__PROMPT__. Locate the lines of the listing below that hold "content", then copy each of them.

▽

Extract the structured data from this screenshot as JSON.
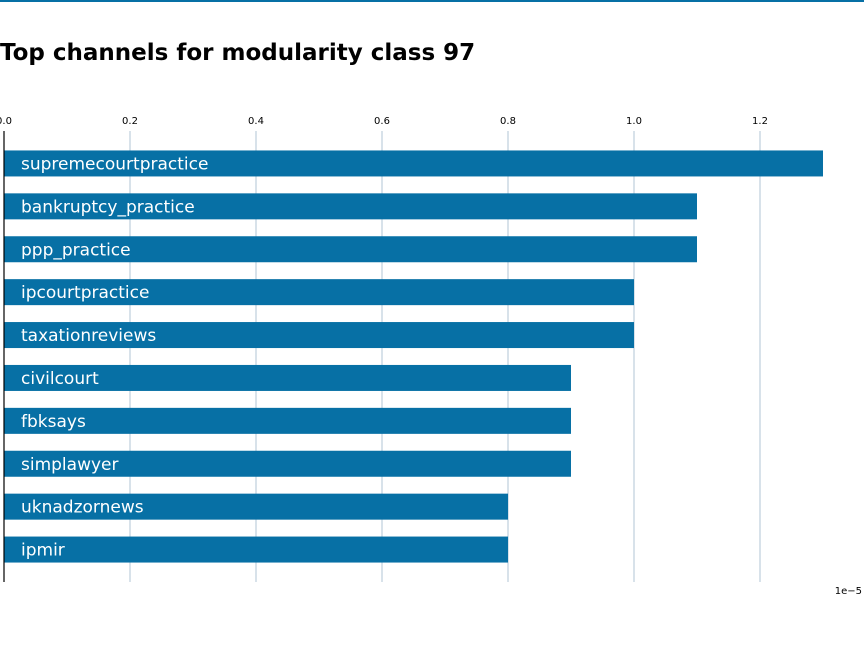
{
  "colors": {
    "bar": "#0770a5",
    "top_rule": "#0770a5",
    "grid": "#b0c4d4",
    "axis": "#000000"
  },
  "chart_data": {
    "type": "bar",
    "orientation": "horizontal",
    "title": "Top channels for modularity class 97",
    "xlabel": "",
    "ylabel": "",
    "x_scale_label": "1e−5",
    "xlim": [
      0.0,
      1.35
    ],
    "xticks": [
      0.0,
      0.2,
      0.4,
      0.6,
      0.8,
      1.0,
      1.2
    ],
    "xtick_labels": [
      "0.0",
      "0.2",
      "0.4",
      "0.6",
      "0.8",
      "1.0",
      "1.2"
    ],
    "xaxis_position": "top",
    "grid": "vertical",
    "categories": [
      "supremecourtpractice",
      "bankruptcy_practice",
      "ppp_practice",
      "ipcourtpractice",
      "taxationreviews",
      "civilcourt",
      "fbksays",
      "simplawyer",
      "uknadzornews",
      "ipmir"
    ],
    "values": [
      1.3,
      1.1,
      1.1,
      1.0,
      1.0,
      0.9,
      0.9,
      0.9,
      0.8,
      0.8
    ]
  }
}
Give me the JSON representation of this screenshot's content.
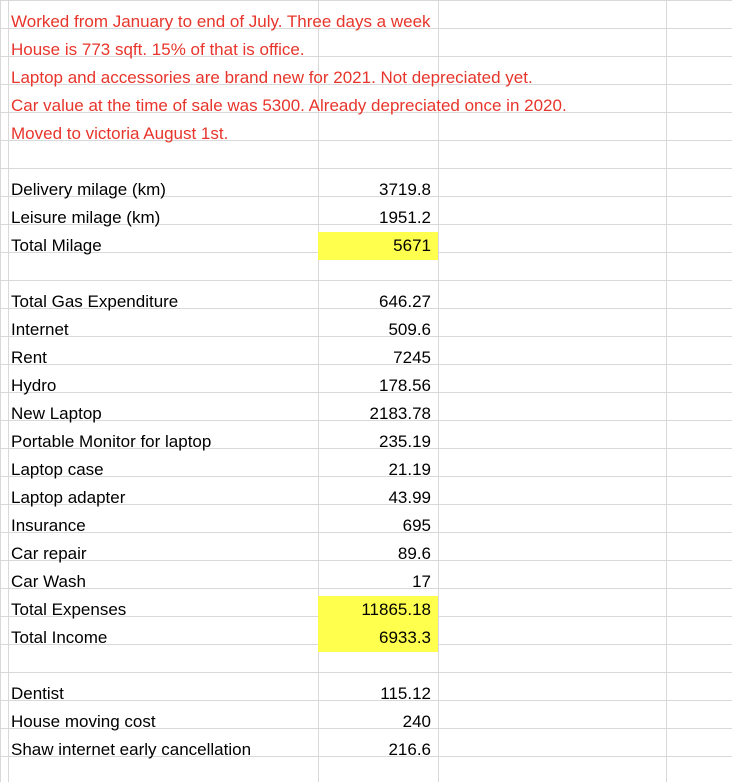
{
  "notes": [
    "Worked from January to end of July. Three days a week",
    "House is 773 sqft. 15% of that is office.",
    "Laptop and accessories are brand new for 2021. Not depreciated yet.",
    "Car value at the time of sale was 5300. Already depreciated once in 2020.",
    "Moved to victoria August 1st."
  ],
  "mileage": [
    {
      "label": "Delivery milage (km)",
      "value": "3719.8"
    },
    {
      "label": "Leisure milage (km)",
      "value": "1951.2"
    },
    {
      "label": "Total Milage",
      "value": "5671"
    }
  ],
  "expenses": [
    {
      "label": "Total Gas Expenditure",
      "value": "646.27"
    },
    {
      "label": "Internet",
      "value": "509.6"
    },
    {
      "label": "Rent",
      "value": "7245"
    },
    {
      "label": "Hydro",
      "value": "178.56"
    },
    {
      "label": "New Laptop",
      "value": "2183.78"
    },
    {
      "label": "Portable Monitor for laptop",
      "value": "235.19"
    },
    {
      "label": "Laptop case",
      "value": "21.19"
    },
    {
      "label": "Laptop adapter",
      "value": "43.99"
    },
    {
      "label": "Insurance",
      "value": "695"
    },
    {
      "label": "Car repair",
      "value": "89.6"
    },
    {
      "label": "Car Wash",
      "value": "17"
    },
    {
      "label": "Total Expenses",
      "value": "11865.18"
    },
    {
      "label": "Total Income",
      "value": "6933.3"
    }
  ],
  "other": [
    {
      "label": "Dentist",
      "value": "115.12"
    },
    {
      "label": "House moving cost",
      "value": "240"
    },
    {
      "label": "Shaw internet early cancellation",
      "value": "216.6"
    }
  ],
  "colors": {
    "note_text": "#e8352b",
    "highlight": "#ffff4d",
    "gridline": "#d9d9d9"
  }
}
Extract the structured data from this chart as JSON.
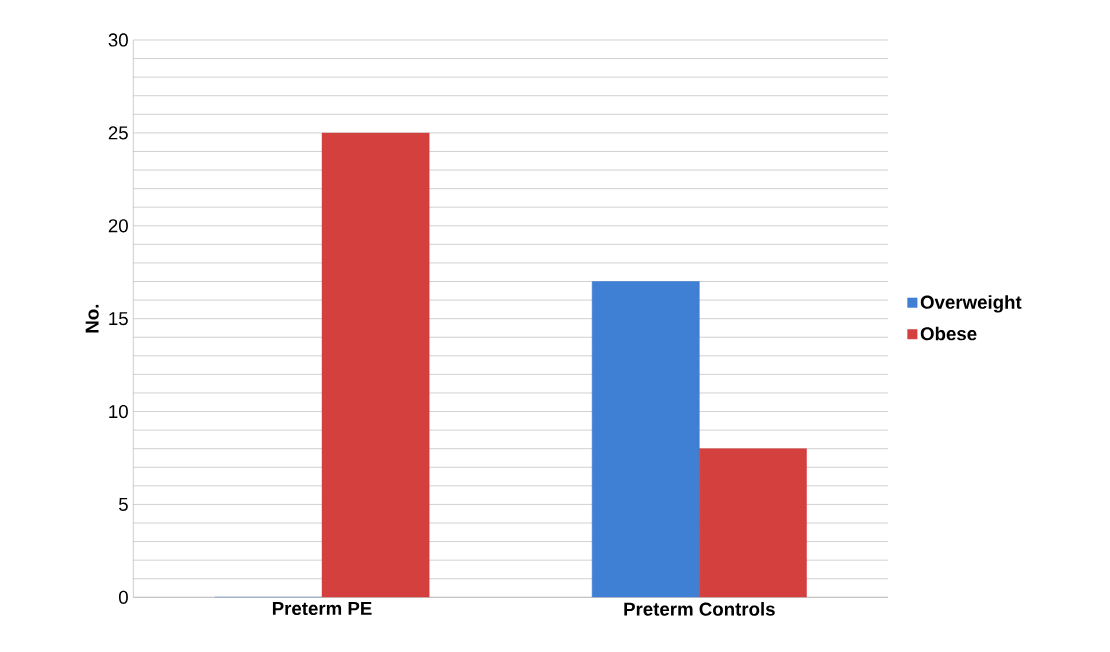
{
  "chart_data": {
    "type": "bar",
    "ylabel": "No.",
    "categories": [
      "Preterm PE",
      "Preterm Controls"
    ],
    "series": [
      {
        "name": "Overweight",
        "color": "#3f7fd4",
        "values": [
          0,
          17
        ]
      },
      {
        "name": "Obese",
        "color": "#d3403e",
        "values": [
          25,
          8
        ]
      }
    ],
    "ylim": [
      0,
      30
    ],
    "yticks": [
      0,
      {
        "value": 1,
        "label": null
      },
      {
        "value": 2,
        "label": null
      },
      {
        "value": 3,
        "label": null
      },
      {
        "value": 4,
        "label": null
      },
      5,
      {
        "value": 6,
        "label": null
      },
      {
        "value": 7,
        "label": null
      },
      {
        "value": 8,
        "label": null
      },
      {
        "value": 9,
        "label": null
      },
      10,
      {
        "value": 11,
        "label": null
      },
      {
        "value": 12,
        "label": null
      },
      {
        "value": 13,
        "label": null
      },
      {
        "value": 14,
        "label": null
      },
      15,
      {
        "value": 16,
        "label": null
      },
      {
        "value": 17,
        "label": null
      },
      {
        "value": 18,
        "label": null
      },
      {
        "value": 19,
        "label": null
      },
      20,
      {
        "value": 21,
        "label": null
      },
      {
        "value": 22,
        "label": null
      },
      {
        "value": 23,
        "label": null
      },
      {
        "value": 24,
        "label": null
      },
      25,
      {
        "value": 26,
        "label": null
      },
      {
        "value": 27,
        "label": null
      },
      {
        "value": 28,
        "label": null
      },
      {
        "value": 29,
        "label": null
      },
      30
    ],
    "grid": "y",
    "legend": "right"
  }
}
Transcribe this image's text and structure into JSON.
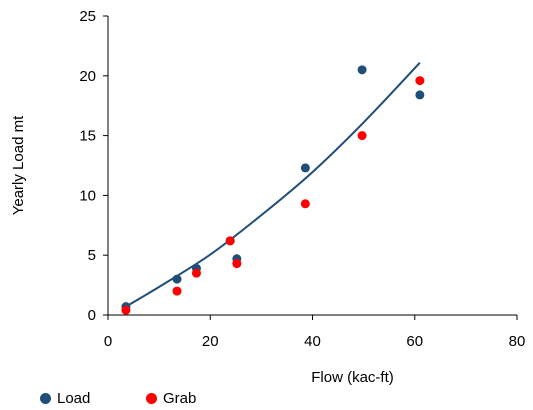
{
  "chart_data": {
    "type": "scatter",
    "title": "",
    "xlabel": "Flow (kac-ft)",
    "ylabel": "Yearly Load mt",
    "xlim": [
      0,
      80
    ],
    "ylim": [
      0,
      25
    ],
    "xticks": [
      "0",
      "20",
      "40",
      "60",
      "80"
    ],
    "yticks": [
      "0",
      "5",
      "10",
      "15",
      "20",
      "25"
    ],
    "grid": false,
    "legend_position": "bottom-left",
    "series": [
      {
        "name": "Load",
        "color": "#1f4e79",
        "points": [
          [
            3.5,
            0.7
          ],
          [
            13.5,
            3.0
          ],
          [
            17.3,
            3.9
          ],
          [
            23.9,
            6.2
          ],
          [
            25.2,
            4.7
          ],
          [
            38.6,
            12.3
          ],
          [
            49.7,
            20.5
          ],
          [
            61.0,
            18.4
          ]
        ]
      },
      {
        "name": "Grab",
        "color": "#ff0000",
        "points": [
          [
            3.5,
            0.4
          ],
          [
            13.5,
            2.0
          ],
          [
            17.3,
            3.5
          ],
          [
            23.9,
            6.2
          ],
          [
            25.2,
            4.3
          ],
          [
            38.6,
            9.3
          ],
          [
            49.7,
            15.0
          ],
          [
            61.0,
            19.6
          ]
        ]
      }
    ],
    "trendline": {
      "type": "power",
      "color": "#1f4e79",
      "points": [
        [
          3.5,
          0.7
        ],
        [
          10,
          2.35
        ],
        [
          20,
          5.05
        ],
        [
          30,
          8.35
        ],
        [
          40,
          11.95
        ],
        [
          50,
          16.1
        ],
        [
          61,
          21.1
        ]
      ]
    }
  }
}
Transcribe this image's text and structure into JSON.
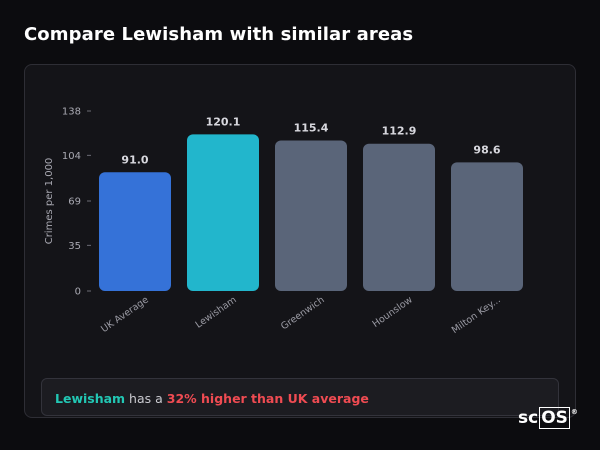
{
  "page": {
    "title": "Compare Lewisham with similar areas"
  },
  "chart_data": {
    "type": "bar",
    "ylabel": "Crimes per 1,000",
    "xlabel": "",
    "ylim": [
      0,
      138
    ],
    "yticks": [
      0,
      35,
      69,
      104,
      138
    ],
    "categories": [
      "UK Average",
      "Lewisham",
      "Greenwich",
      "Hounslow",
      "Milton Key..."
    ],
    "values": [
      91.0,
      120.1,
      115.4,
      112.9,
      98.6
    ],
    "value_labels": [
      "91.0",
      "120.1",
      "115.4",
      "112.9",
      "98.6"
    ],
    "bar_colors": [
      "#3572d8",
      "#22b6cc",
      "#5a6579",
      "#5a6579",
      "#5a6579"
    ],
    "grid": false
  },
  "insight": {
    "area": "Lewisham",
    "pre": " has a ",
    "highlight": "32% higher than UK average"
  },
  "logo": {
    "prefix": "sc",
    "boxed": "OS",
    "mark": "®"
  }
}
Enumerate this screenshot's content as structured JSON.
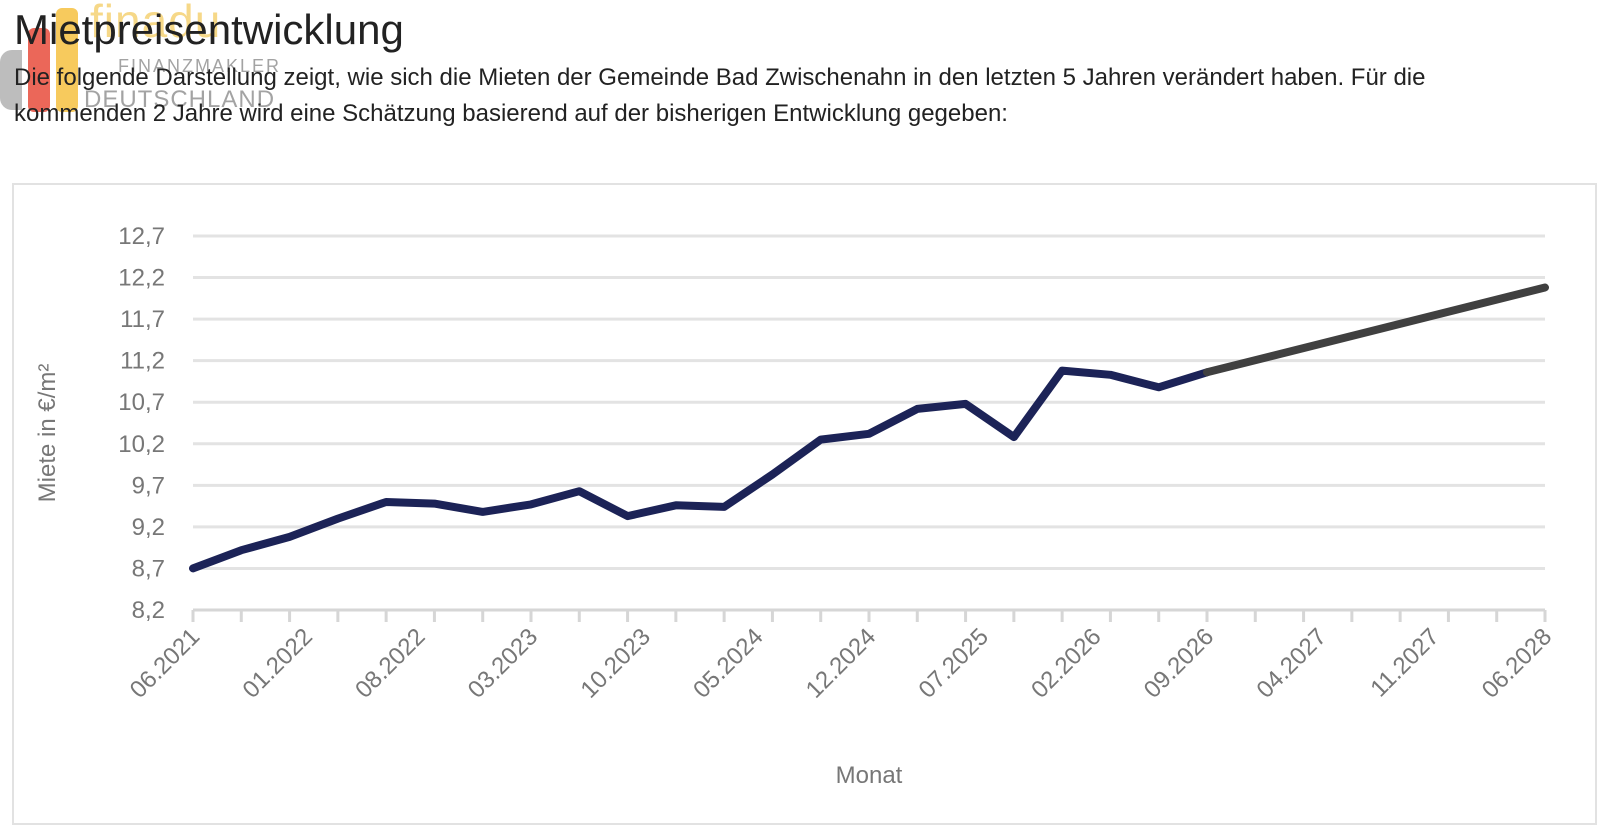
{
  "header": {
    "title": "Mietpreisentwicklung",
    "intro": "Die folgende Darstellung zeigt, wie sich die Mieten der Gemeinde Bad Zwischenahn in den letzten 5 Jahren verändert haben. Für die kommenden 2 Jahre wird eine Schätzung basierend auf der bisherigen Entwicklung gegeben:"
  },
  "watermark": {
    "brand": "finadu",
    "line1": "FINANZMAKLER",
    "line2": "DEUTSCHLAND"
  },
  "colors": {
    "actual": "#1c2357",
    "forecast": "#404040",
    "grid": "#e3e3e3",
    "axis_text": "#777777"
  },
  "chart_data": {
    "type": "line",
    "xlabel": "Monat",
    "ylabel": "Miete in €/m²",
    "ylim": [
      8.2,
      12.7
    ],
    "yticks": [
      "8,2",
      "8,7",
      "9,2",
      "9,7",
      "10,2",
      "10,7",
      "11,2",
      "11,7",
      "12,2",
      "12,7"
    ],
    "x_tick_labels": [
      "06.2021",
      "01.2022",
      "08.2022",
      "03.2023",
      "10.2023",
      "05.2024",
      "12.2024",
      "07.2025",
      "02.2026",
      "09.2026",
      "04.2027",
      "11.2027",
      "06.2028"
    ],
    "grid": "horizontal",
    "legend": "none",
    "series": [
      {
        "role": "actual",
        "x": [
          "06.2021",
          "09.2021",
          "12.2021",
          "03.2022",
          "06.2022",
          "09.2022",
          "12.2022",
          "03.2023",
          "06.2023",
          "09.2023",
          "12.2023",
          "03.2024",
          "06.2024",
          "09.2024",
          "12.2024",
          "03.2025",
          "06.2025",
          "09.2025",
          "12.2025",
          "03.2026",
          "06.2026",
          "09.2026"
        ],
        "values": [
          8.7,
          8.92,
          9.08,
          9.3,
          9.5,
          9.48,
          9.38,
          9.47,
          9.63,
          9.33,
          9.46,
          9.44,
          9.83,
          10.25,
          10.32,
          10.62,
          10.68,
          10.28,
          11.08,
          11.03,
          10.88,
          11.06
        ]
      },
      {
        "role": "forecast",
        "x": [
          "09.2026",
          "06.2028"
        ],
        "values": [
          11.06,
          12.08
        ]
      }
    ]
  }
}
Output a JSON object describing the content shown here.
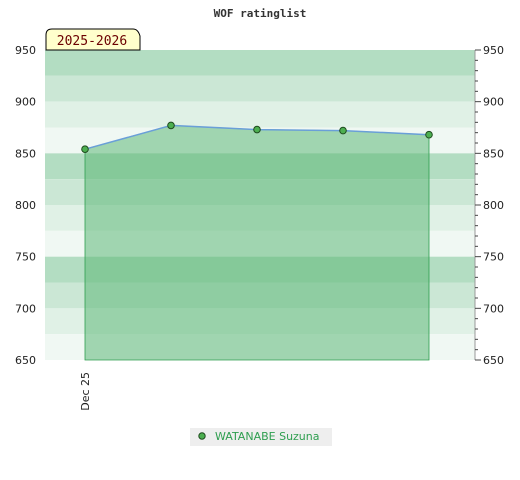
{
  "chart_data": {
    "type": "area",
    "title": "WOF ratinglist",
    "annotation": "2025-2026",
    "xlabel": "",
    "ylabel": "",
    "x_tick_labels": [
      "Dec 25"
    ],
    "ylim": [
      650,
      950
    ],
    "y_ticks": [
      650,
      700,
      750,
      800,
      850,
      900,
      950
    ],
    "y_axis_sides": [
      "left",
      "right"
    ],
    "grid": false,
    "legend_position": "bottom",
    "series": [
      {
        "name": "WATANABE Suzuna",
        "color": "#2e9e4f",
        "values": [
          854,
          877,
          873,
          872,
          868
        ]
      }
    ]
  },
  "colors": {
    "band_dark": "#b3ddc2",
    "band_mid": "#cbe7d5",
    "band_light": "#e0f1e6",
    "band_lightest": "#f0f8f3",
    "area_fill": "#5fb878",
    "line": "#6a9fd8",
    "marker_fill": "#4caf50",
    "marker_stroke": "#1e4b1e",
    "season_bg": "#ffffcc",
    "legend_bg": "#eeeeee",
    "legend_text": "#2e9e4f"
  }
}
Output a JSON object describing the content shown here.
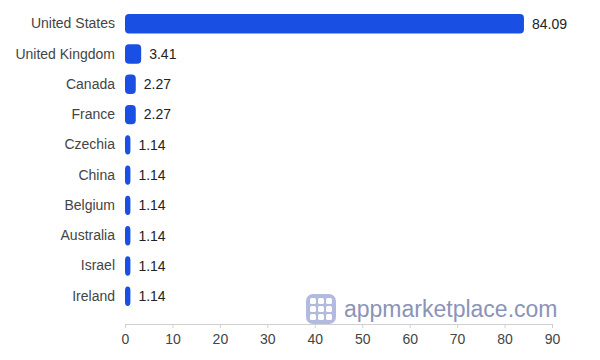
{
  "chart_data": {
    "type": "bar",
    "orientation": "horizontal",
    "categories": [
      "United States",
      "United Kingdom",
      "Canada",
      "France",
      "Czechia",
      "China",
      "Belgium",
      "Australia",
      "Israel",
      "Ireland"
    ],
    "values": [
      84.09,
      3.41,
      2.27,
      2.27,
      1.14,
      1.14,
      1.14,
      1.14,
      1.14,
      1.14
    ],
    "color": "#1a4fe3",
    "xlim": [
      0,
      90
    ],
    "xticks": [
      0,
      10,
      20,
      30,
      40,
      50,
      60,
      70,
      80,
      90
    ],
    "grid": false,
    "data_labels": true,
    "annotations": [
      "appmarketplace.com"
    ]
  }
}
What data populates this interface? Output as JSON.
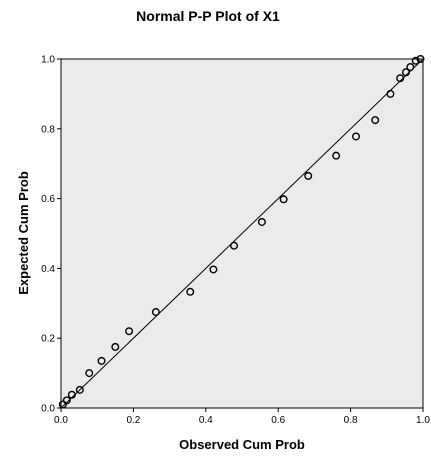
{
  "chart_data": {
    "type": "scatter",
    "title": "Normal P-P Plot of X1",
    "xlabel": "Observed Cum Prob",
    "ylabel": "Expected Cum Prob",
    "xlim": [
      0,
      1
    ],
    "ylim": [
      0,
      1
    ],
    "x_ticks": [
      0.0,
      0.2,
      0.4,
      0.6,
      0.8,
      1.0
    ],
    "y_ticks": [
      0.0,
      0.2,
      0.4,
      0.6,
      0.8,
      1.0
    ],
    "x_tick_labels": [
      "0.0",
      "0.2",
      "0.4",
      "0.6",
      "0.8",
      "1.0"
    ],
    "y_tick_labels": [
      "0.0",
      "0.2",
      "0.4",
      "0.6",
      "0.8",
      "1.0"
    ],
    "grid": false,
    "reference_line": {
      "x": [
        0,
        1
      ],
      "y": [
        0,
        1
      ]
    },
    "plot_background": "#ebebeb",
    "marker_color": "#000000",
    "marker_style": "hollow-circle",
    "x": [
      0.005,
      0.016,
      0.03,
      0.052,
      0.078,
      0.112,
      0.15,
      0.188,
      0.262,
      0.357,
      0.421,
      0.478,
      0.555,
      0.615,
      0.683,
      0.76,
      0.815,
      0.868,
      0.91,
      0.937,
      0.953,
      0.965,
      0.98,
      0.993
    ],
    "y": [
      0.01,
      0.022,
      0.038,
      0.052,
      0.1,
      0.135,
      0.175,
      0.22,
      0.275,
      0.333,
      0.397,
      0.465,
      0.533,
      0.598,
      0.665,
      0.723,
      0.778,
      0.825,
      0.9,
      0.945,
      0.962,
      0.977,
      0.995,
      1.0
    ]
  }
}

△

__EXPECTED ANSWER__.
Give me the JSON representation of this screenshot's content.
Enumerate this screenshot's content as structured JSON.
Output a JSON object describing the content shown here.
Output a JSON object describing the content shown here.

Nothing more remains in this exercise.